> _Your goal_:
In the records below, take the lines from the one with "label-text: GUEST <box>1430" to the one with "label-dimension: 7m x". Swap "UTILITY" for "LAUNDRY" and return only those lines, with everything else unchanged.

> _Extracted information_:
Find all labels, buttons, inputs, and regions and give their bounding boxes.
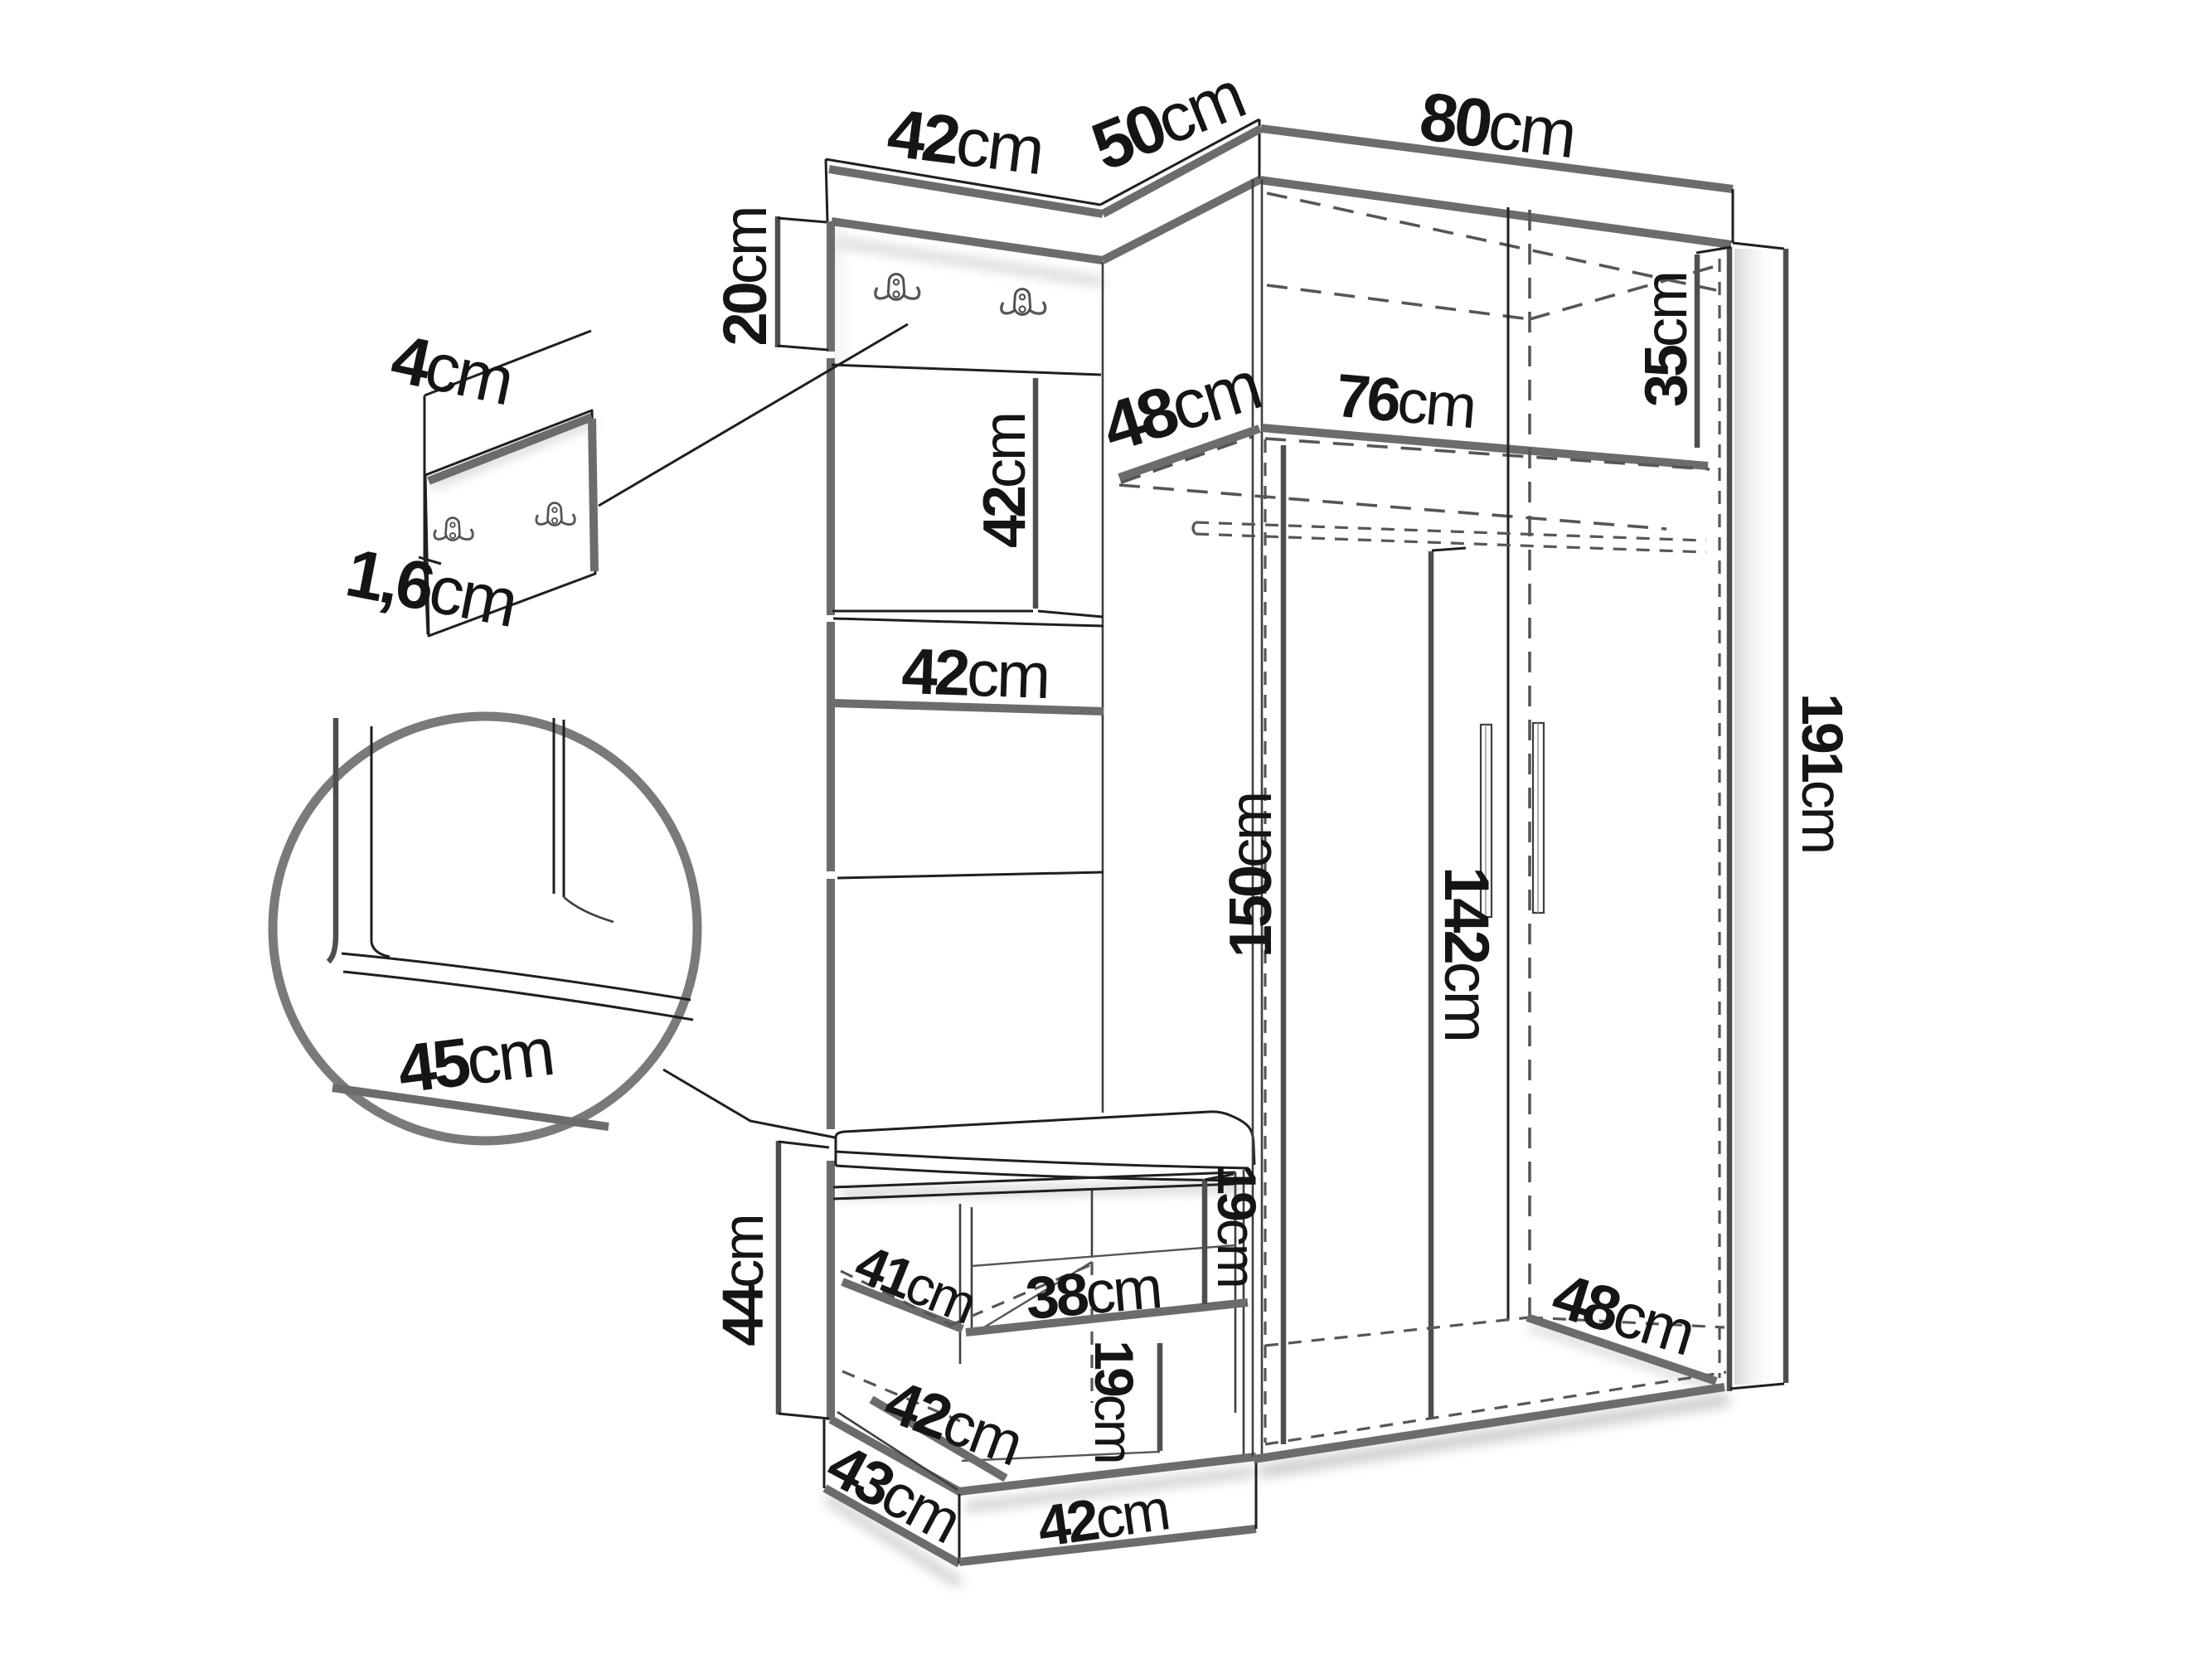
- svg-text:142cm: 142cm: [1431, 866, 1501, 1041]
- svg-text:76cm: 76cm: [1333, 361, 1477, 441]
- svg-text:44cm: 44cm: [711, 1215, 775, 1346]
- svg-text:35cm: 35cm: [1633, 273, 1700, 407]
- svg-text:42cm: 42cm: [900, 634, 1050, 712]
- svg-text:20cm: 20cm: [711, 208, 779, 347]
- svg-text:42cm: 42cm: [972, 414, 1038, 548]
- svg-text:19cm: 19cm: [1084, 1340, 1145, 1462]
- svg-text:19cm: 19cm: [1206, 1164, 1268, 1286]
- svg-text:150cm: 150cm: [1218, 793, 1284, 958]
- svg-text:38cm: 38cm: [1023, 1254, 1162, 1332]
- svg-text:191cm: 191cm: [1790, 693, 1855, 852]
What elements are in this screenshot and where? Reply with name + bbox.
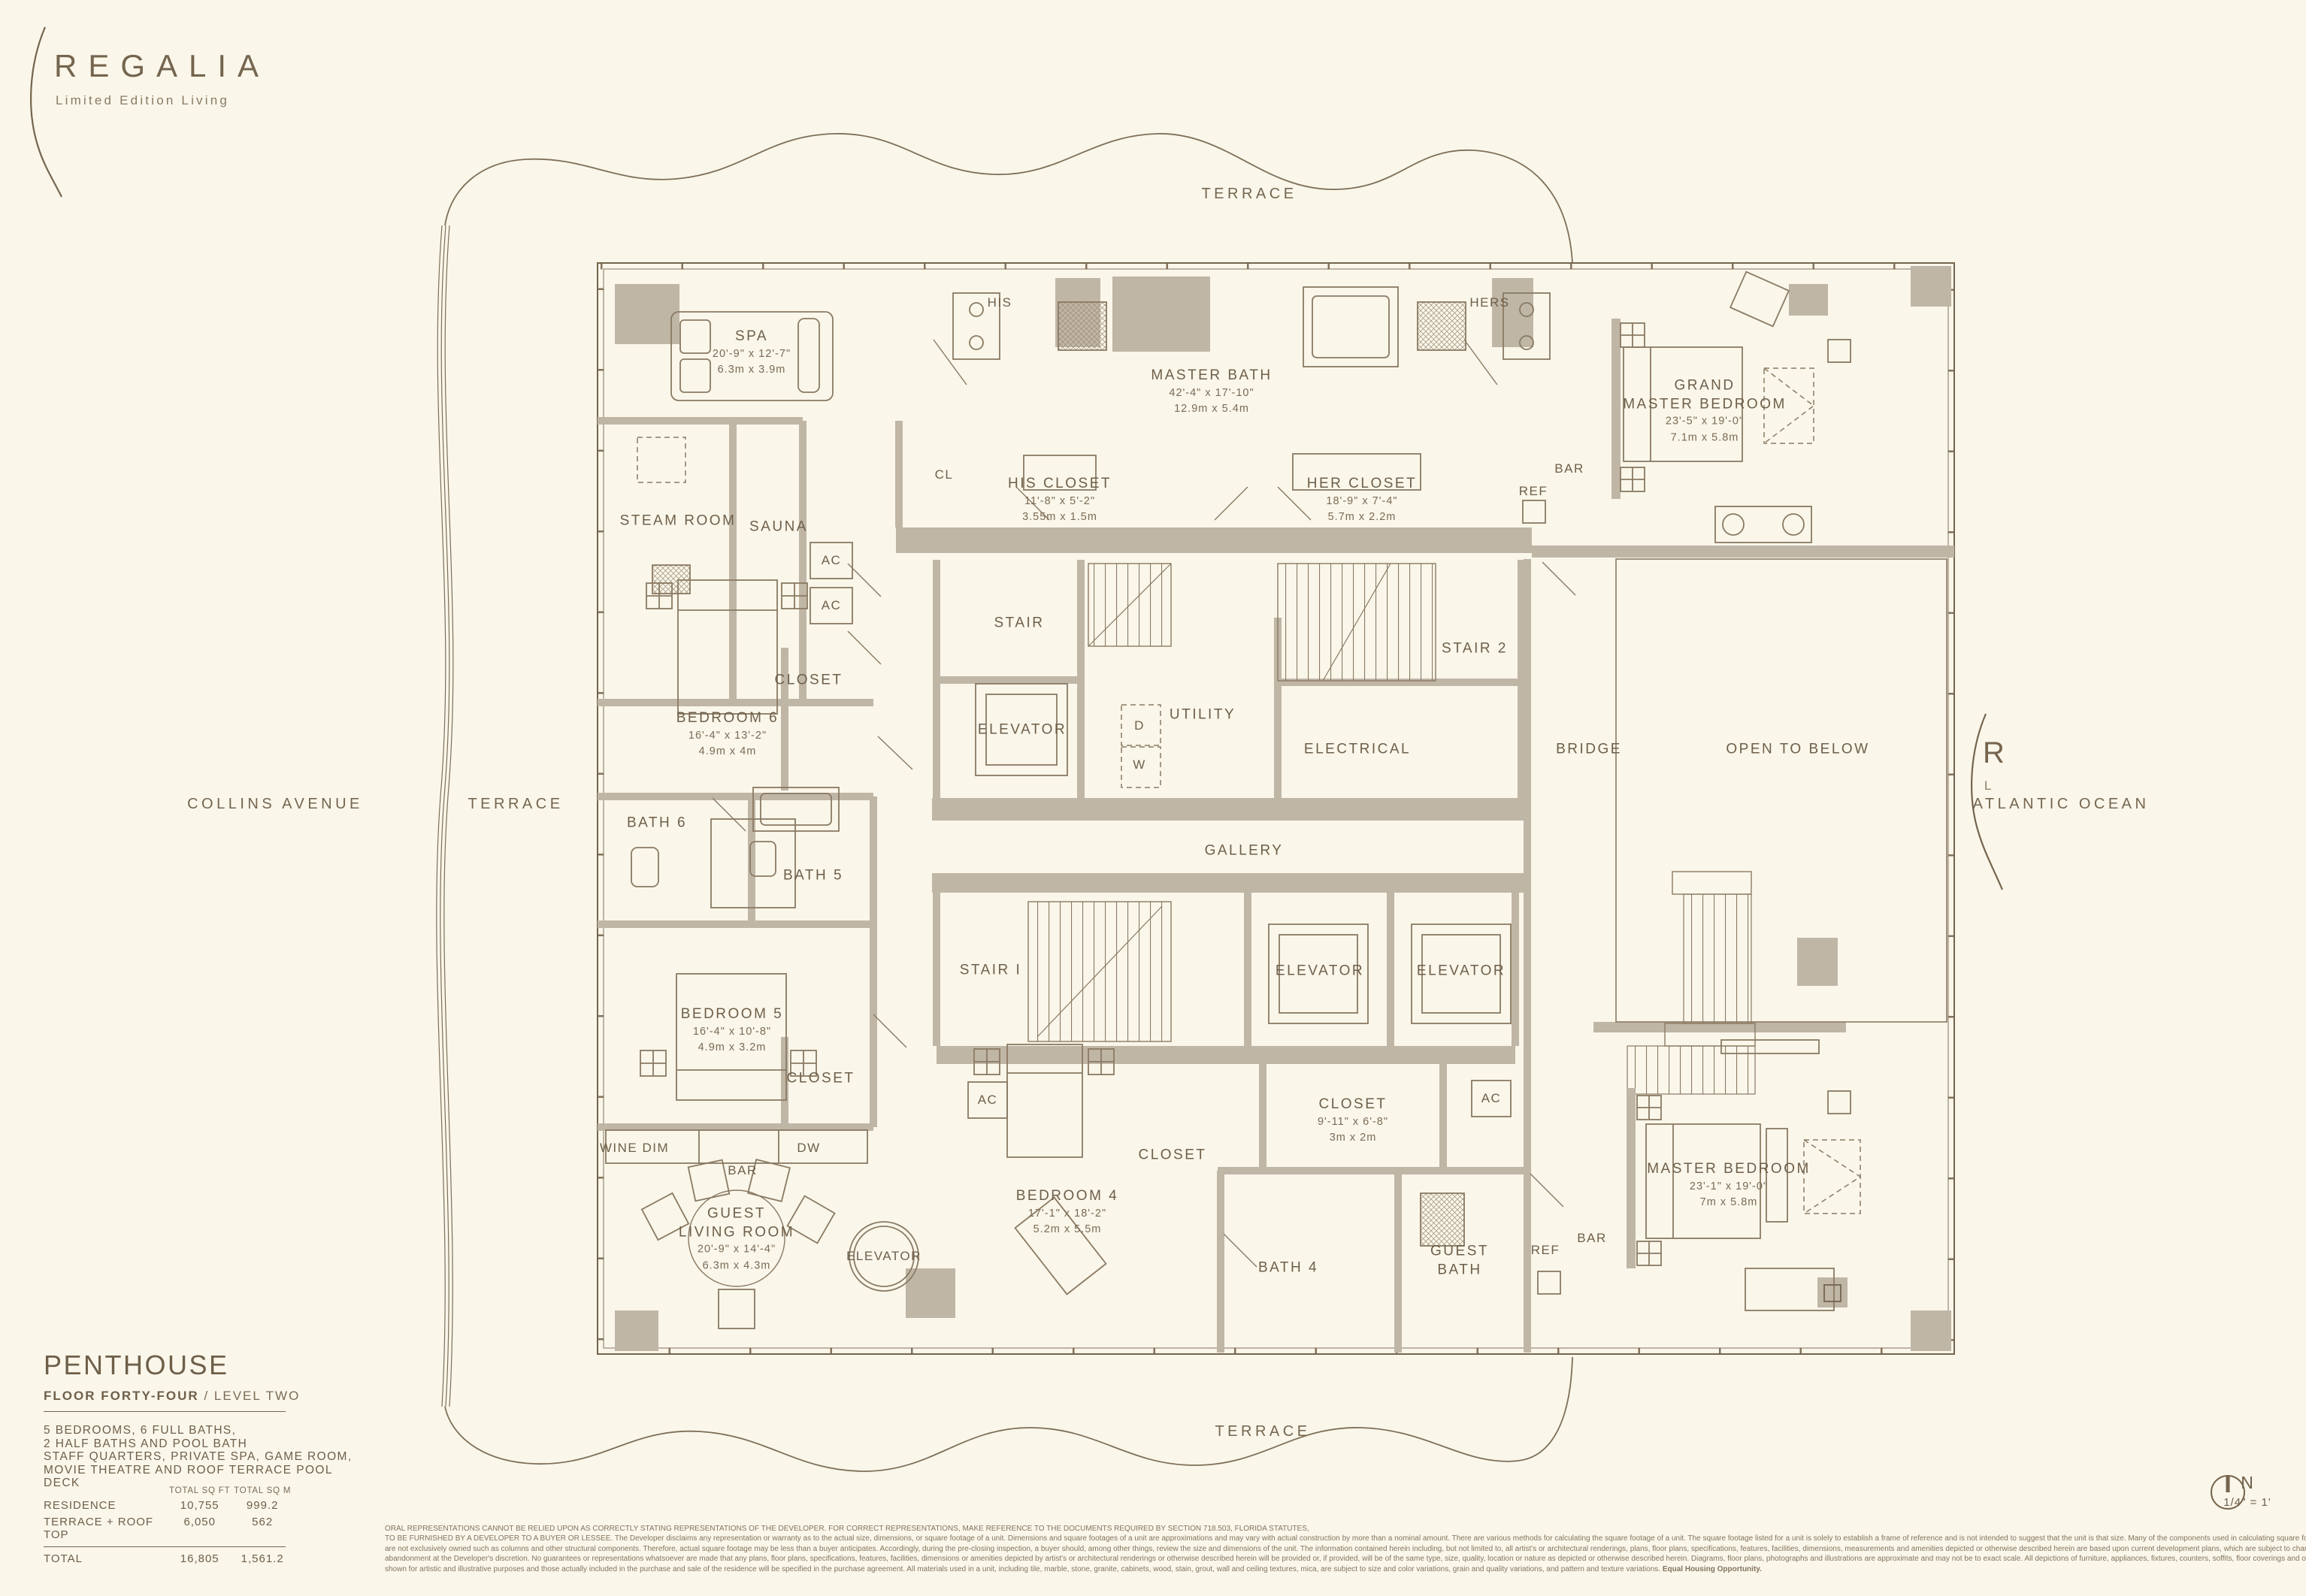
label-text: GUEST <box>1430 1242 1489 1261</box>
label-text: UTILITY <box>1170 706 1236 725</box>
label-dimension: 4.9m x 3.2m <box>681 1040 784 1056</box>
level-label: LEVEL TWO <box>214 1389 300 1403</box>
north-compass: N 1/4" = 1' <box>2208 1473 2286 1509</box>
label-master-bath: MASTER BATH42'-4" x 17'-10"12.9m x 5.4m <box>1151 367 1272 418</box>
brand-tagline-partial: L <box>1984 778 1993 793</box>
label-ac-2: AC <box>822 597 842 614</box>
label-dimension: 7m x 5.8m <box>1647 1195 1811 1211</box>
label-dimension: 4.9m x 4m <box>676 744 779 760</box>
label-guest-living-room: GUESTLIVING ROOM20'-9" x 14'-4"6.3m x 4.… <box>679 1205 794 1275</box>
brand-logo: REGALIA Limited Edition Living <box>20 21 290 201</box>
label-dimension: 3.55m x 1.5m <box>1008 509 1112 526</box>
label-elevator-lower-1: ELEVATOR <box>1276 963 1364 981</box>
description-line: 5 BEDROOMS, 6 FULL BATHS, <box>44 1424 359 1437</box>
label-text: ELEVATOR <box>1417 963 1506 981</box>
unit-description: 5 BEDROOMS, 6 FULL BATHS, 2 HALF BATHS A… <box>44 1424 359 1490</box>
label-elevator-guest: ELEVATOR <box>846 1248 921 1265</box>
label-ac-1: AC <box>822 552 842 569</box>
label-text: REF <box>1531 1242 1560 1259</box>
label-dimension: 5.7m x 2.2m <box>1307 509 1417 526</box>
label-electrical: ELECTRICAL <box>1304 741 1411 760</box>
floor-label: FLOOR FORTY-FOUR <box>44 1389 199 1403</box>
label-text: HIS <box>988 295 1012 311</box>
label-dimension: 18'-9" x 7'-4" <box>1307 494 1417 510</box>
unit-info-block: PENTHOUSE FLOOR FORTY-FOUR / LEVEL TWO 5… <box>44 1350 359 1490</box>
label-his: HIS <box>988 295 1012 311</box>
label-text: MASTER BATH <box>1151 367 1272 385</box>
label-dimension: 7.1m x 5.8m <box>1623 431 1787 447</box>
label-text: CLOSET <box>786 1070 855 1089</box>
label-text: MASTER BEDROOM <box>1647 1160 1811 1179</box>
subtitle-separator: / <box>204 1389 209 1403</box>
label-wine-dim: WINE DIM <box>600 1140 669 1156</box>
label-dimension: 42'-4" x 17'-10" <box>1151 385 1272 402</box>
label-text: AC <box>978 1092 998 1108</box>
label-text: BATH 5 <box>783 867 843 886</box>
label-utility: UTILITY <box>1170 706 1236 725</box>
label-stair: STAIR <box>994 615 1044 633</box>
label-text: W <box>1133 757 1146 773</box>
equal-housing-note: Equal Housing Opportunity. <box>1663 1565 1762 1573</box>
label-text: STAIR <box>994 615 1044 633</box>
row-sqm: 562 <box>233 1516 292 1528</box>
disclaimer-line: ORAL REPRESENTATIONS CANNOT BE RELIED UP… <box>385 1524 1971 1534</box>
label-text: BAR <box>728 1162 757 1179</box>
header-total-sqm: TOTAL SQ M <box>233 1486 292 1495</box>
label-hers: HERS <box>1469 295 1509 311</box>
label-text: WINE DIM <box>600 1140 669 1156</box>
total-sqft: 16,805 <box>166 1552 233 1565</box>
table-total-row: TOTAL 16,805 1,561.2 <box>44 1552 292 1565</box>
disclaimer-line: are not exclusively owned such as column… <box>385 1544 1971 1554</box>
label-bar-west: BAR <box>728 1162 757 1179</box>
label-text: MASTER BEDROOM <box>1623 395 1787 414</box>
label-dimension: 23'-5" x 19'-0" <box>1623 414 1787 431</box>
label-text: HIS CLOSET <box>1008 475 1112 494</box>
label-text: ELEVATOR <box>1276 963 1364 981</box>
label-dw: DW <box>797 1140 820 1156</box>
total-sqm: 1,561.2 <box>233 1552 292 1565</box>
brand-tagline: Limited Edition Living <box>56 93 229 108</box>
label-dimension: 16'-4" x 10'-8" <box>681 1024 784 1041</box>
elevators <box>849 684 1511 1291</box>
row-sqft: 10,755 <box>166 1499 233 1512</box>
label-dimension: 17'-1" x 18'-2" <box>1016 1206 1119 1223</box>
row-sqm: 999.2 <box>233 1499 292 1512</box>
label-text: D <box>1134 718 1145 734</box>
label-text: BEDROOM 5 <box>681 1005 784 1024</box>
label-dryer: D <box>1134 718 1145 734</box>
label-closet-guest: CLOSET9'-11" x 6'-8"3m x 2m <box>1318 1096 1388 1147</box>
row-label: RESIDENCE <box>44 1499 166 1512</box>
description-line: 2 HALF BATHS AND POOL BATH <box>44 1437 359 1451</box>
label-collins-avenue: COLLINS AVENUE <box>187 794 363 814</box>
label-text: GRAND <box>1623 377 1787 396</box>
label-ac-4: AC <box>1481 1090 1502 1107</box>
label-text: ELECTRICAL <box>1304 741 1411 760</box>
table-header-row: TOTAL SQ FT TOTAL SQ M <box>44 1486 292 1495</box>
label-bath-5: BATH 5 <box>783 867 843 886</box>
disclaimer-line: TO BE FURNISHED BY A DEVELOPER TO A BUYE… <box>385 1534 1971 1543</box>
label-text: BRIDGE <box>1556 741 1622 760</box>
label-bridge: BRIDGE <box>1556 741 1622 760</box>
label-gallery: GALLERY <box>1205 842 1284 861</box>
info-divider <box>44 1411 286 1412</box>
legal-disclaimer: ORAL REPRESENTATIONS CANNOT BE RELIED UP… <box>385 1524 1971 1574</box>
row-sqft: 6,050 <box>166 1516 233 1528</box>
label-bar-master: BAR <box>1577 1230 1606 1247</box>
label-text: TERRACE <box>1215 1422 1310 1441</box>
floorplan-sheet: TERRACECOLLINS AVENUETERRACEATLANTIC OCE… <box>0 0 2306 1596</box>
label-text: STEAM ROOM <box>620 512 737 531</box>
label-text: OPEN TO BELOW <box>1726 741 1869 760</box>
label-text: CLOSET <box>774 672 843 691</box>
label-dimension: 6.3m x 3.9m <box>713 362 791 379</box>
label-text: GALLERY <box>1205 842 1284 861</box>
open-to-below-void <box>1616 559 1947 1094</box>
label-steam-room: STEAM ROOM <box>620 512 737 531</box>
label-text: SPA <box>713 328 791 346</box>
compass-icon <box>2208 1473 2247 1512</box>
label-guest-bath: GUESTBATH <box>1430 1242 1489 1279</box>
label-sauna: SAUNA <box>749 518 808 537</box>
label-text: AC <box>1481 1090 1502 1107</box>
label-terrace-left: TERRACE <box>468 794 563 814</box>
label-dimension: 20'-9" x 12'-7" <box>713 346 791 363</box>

> _Solved problem_:
label-text: GUEST <box>1430 1242 1489 1261</box>
label-text: LAUNDRY <box>1170 706 1236 725</box>
label-dimension: 4.9m x 3.2m <box>681 1040 784 1056</box>
level-label: LEVEL TWO <box>214 1389 300 1403</box>
north-compass: N 1/4" = 1' <box>2208 1473 2286 1509</box>
label-master-bath: MASTER BATH42'-4" x 17'-10"12.9m x 5.4m <box>1151 367 1272 418</box>
brand-tagline-partial: L <box>1984 778 1993 793</box>
label-ac-2: AC <box>822 597 842 614</box>
label-dimension: 7m x 5.8m <box>1647 1195 1811 1211</box>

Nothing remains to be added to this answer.